**Written task:**
Each line containing the word "transportation" must be collected.

**Extracted records:**
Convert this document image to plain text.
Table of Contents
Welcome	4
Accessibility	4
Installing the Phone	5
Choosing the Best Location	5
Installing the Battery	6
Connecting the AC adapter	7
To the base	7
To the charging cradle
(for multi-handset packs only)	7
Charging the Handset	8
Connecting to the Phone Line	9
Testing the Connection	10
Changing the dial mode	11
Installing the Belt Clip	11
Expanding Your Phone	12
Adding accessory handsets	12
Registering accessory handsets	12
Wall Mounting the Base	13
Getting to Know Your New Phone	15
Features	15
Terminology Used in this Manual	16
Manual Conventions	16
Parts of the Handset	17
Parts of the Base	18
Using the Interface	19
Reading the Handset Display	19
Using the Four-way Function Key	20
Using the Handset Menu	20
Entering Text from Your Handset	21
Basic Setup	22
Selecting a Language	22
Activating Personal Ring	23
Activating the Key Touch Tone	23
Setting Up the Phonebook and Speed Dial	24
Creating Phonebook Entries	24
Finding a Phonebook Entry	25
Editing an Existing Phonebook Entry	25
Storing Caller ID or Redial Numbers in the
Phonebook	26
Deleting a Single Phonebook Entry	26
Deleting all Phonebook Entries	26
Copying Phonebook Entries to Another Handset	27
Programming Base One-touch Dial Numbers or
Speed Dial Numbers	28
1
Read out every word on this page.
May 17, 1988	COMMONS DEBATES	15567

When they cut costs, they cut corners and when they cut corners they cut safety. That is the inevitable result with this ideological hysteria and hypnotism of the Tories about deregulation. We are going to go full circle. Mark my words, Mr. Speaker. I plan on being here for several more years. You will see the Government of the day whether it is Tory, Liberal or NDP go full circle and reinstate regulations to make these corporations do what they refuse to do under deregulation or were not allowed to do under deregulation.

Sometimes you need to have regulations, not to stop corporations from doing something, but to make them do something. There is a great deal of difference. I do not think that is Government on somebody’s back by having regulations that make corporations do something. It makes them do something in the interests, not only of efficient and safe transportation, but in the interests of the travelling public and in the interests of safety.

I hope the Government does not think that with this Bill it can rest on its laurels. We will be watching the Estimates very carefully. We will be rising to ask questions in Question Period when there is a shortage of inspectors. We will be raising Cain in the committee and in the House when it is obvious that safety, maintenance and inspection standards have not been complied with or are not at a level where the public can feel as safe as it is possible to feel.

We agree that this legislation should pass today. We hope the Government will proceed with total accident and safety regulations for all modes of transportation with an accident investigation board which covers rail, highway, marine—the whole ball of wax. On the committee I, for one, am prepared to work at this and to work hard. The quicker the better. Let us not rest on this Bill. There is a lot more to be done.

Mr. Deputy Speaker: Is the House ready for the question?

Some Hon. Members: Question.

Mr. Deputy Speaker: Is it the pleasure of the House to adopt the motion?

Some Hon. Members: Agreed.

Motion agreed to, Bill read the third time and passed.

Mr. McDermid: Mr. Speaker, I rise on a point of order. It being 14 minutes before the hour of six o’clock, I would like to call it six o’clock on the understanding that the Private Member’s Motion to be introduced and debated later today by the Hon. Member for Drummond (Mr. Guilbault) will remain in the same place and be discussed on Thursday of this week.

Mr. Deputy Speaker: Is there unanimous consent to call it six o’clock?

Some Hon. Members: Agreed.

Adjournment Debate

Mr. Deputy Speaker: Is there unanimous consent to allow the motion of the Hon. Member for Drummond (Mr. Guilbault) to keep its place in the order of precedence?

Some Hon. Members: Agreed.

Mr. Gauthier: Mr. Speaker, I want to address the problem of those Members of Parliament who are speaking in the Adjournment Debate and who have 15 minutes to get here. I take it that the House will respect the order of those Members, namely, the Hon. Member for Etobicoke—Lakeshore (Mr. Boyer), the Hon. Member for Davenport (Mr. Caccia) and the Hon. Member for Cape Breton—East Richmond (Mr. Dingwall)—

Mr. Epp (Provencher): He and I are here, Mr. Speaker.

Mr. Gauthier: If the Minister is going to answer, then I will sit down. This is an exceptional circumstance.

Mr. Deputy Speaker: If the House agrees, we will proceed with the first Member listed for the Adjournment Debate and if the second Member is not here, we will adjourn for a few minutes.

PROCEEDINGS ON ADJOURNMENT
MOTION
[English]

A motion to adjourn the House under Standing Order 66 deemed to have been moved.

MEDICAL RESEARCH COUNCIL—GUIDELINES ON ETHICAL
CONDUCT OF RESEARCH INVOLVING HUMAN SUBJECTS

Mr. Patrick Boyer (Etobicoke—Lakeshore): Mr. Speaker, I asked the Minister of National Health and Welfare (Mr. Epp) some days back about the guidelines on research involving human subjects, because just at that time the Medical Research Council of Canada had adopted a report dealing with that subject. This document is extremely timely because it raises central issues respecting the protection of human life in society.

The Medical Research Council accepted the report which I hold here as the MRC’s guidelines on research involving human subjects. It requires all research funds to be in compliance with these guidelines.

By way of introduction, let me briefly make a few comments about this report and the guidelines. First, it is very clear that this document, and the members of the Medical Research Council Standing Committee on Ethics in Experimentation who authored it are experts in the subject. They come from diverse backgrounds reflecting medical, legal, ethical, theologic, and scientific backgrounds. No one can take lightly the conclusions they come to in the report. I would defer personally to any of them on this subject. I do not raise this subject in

**Exercise output:**
Sometimes you need to have regulations, not to stop corporations from doing something, but to make them do something. There is a great deal of difference. I do not think that is Government on somebody’s back by having regulations that make corporations do something. It makes them do something in the interests, not only of efficient and safe transportation, but in the interests of the travelling public and in the interests of safety.
We agree that this legislation should pass today. We hope the Government will proceed with total accident and safety regulations for all modes of transportation with an accident investigation board which covers rail, highway, marine—the whole ball of wax. On the committee I, for one, am prepared to work at this and to work hard. The quicker the better. Let us not rest on this Bill. There is a lot more to be done.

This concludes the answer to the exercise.